■ **TASK DIRECTIONS**:
Pull out every line below that contains the word "this".

■ **DATASET ROWS**:
▬▬▬
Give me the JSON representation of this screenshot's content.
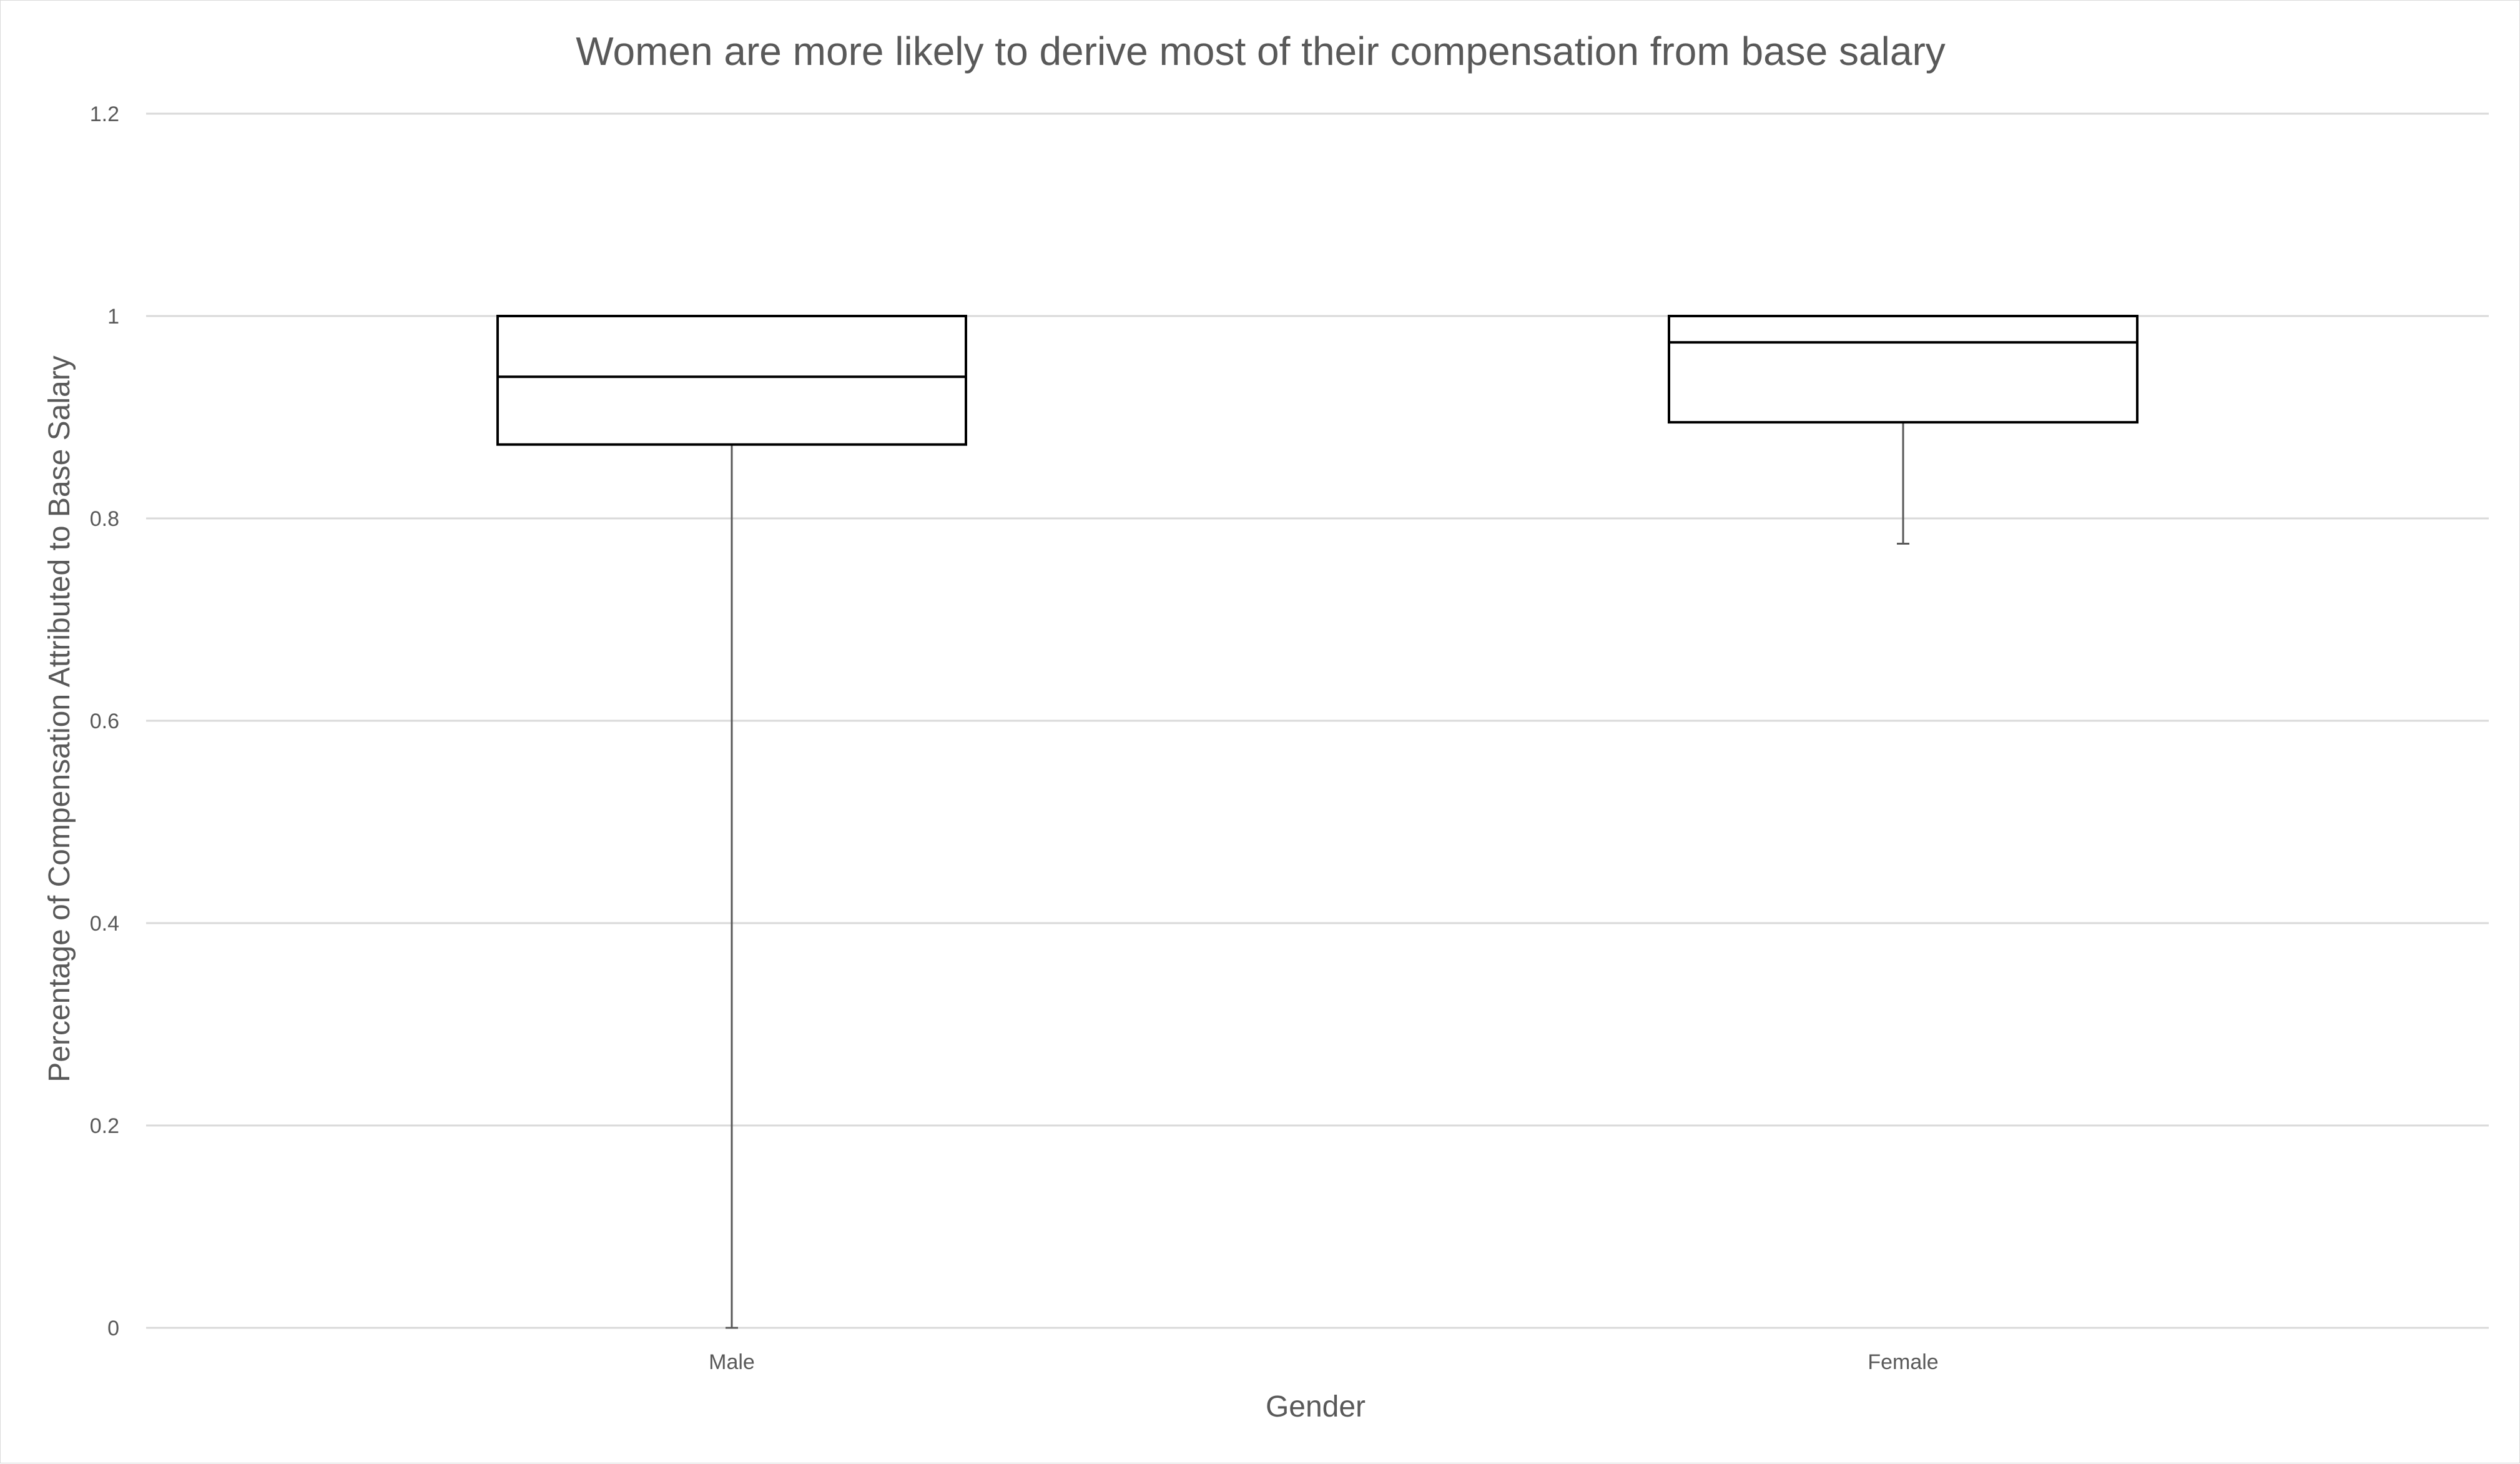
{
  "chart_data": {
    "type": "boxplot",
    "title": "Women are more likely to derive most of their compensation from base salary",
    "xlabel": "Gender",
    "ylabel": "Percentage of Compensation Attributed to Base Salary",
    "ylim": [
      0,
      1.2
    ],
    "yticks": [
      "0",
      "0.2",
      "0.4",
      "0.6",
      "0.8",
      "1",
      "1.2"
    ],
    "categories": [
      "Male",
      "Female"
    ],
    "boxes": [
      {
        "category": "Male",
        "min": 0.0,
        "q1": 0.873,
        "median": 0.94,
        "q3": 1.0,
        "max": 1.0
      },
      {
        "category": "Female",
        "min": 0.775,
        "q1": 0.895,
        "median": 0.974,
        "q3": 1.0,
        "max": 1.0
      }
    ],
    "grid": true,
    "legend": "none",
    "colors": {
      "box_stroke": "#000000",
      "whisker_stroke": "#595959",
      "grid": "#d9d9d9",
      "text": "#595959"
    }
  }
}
▬▬▬
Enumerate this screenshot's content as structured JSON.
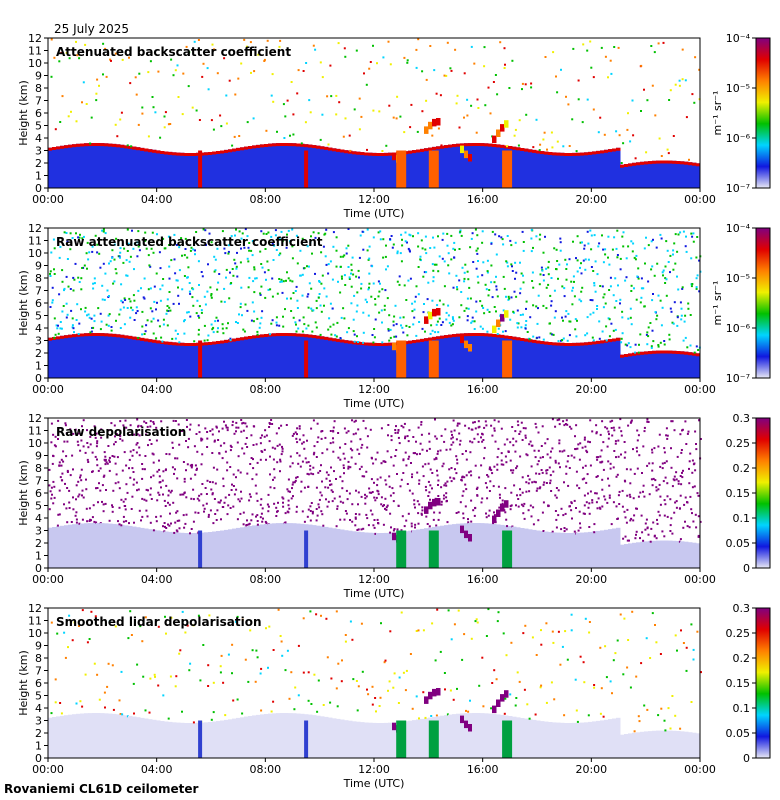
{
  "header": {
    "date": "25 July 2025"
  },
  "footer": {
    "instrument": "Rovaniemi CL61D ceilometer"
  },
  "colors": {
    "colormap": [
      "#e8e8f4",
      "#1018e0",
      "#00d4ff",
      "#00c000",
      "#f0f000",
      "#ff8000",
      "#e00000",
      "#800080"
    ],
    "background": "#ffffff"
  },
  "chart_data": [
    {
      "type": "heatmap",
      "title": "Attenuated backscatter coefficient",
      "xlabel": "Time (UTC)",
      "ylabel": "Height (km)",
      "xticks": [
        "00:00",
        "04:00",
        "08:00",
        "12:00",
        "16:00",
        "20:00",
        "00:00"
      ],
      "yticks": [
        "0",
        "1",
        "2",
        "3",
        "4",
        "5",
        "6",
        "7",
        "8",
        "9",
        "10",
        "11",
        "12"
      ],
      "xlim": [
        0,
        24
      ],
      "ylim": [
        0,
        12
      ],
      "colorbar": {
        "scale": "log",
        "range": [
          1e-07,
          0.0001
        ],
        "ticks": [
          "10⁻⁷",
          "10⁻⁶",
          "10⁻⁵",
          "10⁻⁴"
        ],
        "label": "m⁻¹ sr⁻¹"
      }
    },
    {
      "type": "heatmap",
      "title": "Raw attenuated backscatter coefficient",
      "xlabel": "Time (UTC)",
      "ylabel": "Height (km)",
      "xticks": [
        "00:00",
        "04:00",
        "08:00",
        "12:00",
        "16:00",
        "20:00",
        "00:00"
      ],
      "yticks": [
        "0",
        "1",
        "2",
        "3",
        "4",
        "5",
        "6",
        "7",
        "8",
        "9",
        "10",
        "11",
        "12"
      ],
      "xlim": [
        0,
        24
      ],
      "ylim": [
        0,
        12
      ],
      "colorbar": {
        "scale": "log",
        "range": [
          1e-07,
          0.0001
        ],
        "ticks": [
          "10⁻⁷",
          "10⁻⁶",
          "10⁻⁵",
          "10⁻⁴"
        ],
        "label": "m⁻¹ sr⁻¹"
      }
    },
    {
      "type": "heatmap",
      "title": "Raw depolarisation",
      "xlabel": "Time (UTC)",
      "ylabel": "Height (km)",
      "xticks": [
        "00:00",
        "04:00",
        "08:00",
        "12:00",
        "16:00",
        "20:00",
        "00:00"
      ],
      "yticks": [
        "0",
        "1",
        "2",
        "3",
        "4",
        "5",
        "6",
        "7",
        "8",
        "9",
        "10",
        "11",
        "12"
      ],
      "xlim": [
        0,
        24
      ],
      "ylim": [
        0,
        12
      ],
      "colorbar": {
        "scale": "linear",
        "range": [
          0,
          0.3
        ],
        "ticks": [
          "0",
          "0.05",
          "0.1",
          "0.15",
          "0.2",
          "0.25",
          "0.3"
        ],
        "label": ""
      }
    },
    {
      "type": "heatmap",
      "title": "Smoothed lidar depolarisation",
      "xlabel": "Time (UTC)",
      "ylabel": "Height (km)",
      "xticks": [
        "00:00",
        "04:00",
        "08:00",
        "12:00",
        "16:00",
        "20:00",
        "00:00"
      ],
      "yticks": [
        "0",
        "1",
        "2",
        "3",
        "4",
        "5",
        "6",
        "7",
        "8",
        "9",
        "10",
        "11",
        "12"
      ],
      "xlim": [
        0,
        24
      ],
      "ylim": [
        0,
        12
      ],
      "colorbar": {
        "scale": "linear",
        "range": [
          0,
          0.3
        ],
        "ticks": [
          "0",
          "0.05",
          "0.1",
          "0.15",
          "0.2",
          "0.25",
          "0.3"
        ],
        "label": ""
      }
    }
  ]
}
▬▬▬
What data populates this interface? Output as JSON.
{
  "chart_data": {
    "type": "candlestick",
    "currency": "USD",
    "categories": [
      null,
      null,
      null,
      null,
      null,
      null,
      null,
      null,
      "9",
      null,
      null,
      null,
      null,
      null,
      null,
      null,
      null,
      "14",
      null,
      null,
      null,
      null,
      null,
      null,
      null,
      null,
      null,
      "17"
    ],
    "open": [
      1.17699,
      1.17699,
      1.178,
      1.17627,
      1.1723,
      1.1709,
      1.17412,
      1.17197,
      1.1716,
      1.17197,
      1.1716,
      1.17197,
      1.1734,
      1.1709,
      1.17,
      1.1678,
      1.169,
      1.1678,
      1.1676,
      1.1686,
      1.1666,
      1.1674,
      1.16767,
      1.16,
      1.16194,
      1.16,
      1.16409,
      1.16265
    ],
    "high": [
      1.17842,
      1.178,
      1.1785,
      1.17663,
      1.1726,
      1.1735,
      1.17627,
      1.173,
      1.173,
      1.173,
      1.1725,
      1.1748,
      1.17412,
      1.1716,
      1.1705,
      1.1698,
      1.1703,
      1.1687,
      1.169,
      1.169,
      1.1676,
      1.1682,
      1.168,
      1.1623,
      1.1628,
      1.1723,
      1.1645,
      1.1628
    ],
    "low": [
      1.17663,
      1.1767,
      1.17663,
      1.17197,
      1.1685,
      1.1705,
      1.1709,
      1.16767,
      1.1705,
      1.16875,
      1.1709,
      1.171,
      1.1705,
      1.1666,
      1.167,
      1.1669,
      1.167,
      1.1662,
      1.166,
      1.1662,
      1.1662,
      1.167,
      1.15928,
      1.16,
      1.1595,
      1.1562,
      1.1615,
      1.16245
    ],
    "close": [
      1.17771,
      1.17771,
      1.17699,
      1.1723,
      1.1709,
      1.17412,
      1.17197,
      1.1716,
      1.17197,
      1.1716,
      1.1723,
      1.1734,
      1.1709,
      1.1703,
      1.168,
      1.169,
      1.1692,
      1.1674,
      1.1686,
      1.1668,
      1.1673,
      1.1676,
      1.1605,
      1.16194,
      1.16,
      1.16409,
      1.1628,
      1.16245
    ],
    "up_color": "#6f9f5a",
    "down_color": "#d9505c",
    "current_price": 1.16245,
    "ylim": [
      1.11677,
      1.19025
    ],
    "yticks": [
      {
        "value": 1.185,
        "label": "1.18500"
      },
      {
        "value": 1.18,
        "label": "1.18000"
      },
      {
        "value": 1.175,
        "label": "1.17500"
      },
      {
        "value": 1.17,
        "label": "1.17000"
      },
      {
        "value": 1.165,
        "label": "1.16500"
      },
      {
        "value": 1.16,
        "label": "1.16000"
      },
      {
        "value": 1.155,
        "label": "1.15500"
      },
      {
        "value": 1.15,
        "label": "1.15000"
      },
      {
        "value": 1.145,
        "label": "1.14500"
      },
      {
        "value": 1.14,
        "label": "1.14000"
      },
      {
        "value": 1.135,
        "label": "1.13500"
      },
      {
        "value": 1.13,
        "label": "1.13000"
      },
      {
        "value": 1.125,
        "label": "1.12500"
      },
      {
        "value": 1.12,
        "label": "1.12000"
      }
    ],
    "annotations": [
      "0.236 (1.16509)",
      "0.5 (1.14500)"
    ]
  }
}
▬▬▬
■ **CORRECT OUTPUT**:
Give me the JSON representation of this screenshot's content.
Enumerate this screenshot's content as structured JSON.
What data populates this interface? Output as JSON.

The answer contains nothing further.